• _Task instructions_
1. Answer these questions from the passage on air capture:
(a) At what concentration is CO2 present in atmospheric air?
(b) At what concentrations is CO2 typically found in flue gases?
(c) Where is CO2 captured by CCS permanently stored?
2. Can you repeat everything in the passage on air capture from "Carbon capture and storage (CCS)" down to "underground."?
3. Which figures for CO2 concentration does the passage on air capture give? List all of them.

• _Passage for review_
____________________
1. How is air capture different than carbon capture and storage?

Air capture extracts carbon dioxide (CO2) directly from atmospheric air in a closed-loop
industrial process. Because CO2 is evenly mixed in the Earth’s atmosphere, air capture can—in
effect—capture CO2 emitted from any location, using the atmosphere as a virtual pipeline from
emission source to air capture facility.

Carbon capture and storage (CCS) captures CO2 from large stationary sources, such as electrical
power-generating plants and other industrial facilities. Typically, the captured CO2 needs to be
                                                          pipelined to a location suitable for
                                                          permanently “sequestering” (storing)
                                                          the CO2 in geological reservoirs deep
                                                          underground.

                                                        In atmospheric air, CO2 is present at a
                                                        dilute concentration of 0.04% (about
                                                        390 parts per million). In contrast, CCS
                                                        operations capture CO2 from flue
                                                        gases, where it is typically found in
concentrations of 5-15%. This makes capture of CO2 directly from air a very different
engineering challenge that cannot be met cost-effectively by applying existing CCS
technologies.
____________________
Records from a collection
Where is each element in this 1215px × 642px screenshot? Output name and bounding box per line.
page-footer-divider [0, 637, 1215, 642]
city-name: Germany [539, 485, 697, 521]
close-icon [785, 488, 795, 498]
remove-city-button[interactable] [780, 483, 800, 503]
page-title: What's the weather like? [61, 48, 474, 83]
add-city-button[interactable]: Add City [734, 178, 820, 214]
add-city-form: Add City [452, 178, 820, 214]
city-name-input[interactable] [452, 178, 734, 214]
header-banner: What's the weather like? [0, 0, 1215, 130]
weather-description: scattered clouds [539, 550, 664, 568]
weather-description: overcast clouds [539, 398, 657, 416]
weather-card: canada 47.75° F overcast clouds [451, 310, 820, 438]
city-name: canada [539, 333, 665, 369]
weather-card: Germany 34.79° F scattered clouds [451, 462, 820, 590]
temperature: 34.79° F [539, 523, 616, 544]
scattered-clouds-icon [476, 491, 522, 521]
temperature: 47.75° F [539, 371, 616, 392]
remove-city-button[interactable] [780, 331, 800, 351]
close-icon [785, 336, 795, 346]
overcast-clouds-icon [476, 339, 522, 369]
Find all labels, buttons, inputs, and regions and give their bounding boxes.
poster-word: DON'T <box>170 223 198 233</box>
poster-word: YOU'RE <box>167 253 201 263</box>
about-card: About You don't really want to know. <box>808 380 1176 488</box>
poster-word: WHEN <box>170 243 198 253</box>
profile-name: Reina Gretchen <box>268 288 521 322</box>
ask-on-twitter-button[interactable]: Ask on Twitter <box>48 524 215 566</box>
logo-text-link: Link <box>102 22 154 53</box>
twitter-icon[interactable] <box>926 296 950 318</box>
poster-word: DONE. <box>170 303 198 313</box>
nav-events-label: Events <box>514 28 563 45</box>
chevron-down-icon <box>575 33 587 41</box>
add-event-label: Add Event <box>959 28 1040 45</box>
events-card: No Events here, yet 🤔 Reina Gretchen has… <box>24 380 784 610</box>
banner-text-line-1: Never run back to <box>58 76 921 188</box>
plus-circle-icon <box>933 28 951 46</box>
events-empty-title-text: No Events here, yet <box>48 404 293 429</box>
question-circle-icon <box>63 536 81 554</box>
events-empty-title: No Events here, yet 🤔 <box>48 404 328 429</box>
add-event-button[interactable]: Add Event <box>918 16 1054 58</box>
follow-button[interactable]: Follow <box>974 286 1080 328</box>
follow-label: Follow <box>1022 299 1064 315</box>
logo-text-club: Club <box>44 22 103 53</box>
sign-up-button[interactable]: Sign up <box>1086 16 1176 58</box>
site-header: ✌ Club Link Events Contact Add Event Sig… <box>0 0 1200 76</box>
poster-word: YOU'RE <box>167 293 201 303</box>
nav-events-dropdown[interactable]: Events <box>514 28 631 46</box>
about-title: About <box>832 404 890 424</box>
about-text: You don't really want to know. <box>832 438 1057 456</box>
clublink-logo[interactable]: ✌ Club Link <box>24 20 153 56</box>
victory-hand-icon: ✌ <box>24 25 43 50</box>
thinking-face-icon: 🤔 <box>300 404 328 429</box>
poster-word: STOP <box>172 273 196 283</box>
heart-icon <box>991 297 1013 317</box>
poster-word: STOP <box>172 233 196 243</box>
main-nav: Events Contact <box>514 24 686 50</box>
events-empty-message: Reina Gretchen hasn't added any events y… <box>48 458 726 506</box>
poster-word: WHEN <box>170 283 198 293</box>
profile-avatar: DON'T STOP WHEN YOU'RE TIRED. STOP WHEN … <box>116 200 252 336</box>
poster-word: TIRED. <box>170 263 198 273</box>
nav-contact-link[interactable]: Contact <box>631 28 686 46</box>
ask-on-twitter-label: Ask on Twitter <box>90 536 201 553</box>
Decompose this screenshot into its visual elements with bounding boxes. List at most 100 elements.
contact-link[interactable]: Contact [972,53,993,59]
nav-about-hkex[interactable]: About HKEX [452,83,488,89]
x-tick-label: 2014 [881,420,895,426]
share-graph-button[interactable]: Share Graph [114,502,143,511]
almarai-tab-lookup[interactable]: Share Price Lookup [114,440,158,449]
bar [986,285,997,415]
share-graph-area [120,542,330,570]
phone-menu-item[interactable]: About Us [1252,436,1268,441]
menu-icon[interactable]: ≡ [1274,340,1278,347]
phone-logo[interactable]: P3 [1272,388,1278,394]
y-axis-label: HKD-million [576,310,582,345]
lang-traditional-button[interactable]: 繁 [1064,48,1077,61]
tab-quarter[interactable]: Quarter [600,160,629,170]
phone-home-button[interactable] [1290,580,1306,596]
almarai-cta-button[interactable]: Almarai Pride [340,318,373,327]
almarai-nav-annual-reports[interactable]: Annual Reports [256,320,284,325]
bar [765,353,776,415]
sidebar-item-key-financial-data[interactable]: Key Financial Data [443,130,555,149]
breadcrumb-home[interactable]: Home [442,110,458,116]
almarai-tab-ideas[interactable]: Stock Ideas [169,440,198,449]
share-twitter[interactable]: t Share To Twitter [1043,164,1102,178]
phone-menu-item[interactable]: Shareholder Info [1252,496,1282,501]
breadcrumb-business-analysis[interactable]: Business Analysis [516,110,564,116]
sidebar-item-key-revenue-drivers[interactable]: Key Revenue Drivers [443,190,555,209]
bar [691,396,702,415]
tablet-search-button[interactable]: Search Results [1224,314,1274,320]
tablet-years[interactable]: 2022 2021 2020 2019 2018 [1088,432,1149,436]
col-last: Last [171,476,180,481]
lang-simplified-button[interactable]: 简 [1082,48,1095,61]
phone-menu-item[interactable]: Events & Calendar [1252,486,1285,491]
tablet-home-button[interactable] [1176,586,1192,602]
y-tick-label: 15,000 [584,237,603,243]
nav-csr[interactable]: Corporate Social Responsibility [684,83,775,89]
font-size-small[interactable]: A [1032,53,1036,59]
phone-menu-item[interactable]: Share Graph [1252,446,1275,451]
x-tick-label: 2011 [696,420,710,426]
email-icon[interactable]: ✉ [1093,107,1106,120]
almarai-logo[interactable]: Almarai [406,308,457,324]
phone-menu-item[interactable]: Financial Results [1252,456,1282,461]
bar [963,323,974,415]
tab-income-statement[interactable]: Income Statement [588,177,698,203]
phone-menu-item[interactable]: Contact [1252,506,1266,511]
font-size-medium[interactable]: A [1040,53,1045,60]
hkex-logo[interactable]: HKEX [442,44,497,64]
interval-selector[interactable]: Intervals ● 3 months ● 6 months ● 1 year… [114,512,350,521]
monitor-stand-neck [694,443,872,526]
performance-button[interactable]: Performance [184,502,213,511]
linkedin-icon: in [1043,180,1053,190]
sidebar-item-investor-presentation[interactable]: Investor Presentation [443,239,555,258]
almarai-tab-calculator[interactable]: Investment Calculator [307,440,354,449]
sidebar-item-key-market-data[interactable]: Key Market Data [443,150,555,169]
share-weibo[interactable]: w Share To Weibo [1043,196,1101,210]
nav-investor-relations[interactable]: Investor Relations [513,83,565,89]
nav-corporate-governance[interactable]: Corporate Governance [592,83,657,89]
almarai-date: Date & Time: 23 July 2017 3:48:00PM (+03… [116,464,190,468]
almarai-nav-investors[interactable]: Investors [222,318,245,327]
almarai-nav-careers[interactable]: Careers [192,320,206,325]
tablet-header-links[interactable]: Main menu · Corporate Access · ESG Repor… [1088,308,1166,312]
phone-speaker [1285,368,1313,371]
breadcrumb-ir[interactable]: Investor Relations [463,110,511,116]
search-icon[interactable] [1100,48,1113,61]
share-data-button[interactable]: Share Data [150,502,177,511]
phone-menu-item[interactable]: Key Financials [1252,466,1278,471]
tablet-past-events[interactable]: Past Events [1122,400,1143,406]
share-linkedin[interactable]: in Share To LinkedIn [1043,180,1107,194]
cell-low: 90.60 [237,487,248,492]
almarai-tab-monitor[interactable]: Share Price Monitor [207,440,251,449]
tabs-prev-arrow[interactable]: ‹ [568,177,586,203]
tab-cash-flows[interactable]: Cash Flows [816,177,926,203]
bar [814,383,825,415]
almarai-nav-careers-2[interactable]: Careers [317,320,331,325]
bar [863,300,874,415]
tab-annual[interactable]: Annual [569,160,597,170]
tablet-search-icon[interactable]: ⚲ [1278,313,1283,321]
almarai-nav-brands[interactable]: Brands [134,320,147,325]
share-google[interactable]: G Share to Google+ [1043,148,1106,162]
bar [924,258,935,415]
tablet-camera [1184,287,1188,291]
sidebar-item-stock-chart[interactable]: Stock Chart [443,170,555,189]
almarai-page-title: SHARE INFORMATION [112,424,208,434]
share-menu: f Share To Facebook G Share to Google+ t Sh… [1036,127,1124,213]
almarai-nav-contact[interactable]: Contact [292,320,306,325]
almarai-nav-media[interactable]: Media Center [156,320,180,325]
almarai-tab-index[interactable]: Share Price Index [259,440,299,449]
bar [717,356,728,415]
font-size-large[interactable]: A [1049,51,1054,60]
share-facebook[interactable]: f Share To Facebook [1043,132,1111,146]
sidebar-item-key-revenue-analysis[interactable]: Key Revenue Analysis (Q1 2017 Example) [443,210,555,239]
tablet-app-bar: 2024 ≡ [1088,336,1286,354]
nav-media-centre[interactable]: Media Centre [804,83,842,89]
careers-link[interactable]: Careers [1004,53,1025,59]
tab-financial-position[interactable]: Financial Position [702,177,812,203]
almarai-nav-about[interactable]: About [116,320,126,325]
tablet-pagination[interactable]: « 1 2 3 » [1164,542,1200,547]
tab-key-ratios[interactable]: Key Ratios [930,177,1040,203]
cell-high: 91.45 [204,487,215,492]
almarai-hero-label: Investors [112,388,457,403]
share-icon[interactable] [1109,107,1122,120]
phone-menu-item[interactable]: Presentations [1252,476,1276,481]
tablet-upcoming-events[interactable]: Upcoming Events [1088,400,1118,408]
____________________
• _Results by task_
1.
(a) 0.04% (about 390 parts per million)
(b) 5-15%
(c) In geological reservoirs deep underground

2.
Carbon capture and storage (CCS) captures CO2 from large stationary sources, such as electrical
power-generating plants and other industrial facilities. Typically, the captured CO2 needs to be
                                                          pipelined to a location suitable for
                                                          permanently “sequestering” (storing)
                                                          the CO2 in geological reservoirs deep
                                                          underground.

3.
- 0.04%
- About 390 parts per million
- 5-15%